» Source passage:
————

Sandoval has attached to his ordinance a string of amendments to satisfy law enforcement, such as instituting punishments for defense lawyers who publicly disclose videos and allowing the district attorney and the Police Department 180 days to review footage and block its release if it’s deemed too sensitive for any reason.

However, the supervisor says he’s still not sure that Newsom, through his new conservative crime-fighting proxy, will accept making a traditional tool of law enforcement the new weapon of public defenders who serve indigent criminal suspects.

"I got the impression from Ryan that he outright opposed it," Adachi said. "But I’m not sure where the mayor stands on it."

Ryan and mayoral chief of staff Ginsburg did not return calls for this story, nor did the mayor’s press spokesperson, Nathan Ballard, respond to a detailed e-mail.

But Ryan has already shown a willingness to flout Newsom’s caution on the cameras. After the Feb. 6 Police Commission meeting, Ryan told the San Francisco Chronicle that police should be permitted to monitor the city’s surveillance cameras in real time to identify crimes about to occur or already in progress.

When the safety cameras were first launched, however, Newsom made a major concession to privacy advocates, the American Civil Liberties Union of Northern California most notable among them, by prohibiting law enforcement officials from watching the cameras live, in part to protect against potential voyeurism or racial profiling.

Ryan’s desire to expand the camera program is "all the more reason to make sure there’s a process in place," Adachi said, for defense lawyers to obtain the footage.

The Police Commission, meanwhile, has made it clear that the footage should not be widely available as public records and the cameras ought to be shut off during political demonstrations to protect First Amendment rights and keep federal agents from using them to target undocumented immigrants.

"If the public defender or a defense lawyer needs it, to me that’s an appropriate use of the information," police commissioner David Campos told the Guardian. "The concern should be: is there any way to keep the feds from getting this footage? We don’t have a way of doing that right now."

San Francisco launched its surveillance program in mid-2005 with two cameras outside public housing tracts in the Western Addition. Two and a half years later, 74 cameras are spread across the city in 25 locations, even though city officials were still calling this a pilot project as recently as this month.

————

» Dataset content:
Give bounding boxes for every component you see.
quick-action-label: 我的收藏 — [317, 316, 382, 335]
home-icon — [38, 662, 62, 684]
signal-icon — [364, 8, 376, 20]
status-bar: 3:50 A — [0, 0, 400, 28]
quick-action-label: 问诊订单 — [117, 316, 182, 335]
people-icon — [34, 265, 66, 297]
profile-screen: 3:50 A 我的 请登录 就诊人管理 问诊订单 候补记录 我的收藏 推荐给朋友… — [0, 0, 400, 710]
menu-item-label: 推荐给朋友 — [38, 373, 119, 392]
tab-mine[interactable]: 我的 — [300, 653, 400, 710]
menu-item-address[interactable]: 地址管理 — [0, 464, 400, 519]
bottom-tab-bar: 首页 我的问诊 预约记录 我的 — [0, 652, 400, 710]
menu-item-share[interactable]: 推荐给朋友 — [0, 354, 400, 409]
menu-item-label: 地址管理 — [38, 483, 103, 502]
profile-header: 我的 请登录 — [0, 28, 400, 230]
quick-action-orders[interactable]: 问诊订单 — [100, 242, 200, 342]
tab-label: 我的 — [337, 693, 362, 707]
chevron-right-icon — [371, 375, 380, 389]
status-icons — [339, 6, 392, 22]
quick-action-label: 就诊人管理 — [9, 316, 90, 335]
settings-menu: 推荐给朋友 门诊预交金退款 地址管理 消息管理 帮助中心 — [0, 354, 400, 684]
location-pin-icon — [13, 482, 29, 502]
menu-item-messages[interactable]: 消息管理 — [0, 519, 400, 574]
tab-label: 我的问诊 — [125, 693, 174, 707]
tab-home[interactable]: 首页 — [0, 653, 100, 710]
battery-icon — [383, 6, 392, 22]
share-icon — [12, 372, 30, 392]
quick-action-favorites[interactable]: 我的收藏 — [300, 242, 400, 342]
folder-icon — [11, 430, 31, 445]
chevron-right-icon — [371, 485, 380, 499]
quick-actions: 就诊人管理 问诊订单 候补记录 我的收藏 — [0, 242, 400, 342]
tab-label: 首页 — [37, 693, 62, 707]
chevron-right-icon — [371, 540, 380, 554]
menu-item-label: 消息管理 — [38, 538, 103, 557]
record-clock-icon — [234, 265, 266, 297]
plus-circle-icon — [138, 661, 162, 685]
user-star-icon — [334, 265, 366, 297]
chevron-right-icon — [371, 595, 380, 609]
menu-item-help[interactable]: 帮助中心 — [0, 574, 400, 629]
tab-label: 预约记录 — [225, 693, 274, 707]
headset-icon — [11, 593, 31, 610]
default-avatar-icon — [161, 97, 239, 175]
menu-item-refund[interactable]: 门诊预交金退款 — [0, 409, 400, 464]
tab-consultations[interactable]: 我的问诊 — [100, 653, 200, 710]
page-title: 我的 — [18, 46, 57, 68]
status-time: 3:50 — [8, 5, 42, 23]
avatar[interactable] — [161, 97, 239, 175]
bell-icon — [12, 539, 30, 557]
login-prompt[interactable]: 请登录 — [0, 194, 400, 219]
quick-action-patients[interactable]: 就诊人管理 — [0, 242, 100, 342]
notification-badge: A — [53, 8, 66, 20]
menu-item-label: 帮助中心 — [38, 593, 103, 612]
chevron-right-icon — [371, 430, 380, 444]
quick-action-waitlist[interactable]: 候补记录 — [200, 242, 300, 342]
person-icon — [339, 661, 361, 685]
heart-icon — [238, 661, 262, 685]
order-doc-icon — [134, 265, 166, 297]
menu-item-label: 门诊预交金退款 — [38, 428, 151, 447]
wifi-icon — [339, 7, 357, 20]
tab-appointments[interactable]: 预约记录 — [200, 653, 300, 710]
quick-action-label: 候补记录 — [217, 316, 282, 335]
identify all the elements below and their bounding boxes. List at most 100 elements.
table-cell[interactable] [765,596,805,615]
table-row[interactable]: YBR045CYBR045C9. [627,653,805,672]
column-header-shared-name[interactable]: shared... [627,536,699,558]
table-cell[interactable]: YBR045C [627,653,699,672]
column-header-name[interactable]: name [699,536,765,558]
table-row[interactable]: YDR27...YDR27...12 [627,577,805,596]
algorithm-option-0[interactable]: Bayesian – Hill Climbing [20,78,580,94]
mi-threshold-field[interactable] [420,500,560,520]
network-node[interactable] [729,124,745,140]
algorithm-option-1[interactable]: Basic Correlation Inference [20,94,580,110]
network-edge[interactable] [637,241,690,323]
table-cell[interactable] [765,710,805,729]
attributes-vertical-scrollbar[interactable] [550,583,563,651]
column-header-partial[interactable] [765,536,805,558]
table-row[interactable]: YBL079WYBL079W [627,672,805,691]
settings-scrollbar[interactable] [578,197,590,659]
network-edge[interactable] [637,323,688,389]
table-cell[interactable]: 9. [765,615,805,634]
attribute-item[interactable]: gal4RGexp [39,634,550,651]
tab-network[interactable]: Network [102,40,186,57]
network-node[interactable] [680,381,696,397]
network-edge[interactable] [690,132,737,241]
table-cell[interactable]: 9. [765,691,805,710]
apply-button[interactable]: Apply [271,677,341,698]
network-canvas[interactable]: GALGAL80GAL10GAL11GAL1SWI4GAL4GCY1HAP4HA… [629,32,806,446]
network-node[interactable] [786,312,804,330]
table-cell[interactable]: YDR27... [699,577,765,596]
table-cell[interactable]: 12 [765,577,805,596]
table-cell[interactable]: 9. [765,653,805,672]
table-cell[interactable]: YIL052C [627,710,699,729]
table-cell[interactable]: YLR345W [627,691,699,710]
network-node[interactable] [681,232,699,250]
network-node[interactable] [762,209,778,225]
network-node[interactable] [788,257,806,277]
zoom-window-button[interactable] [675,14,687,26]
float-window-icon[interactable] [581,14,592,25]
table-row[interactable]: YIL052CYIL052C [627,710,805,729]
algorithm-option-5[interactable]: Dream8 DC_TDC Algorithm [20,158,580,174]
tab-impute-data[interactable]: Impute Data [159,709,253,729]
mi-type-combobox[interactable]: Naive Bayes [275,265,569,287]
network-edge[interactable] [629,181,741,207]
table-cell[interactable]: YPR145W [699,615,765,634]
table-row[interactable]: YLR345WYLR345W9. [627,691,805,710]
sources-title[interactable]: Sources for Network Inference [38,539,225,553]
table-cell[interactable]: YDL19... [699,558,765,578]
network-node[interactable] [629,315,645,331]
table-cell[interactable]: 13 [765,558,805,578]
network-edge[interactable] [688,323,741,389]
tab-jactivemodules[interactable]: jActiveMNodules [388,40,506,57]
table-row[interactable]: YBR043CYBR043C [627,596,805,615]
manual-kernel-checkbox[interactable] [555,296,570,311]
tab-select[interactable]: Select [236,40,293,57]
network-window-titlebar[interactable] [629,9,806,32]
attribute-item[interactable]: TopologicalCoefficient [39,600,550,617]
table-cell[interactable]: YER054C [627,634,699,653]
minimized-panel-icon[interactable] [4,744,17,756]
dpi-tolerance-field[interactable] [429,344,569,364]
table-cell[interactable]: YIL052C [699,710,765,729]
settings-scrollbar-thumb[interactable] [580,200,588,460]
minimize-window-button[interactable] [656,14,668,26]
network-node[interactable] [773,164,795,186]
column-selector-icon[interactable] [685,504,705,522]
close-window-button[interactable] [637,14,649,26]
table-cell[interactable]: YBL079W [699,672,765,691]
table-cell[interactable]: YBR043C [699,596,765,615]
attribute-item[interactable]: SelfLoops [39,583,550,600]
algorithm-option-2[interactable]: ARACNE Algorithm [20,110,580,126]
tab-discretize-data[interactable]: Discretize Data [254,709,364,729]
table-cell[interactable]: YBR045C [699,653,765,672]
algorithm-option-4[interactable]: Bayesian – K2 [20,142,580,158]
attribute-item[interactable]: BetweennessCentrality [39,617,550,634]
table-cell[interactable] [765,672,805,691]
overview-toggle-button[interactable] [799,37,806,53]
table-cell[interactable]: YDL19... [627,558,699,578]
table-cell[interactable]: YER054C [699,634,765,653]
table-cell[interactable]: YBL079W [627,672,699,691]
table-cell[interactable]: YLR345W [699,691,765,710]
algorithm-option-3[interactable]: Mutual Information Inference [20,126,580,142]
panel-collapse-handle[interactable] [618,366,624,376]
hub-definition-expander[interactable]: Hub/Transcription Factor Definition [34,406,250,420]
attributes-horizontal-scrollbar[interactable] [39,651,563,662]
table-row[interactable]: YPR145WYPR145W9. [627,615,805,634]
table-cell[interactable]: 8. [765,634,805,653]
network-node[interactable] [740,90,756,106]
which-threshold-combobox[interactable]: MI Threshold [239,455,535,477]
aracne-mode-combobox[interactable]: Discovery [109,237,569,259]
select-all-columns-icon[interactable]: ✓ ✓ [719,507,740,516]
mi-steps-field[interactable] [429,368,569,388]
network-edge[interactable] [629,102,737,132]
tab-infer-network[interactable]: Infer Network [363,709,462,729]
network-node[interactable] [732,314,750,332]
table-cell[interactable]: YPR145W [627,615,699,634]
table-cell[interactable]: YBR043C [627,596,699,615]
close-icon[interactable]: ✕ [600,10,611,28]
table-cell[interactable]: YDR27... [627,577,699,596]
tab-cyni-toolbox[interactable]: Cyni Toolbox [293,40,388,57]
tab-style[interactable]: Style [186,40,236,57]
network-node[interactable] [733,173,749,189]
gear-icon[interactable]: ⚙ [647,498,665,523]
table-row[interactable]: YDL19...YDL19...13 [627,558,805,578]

————

» Exercise goal: Reproduce the passage on San Francisco's surveillance cameras from "When the safety" up to and including "target undocumented immigrants.". The data comes from a separate source.

» Answer for this exercise:
When the safety cameras were first launched, however, Newsom made a major concession to privacy advocates, the American Civil Liberties Union of Northern California most notable among them, by prohibiting law enforcement officials from watching the cameras live, in part to protect against potential voyeurism or racial profiling.

Ryan’s desire to expand the camera program is "all the more reason to make sure there’s a process in place," Adachi said, for defense lawyers to obtain the footage.

The Police Commission, meanwhile, has made it clear that the footage should not be widely available as public records and the cameras ought to be shut off during political demonstrations to protect First Amendment rights and keep federal agents from using them to target undocumented immigrants.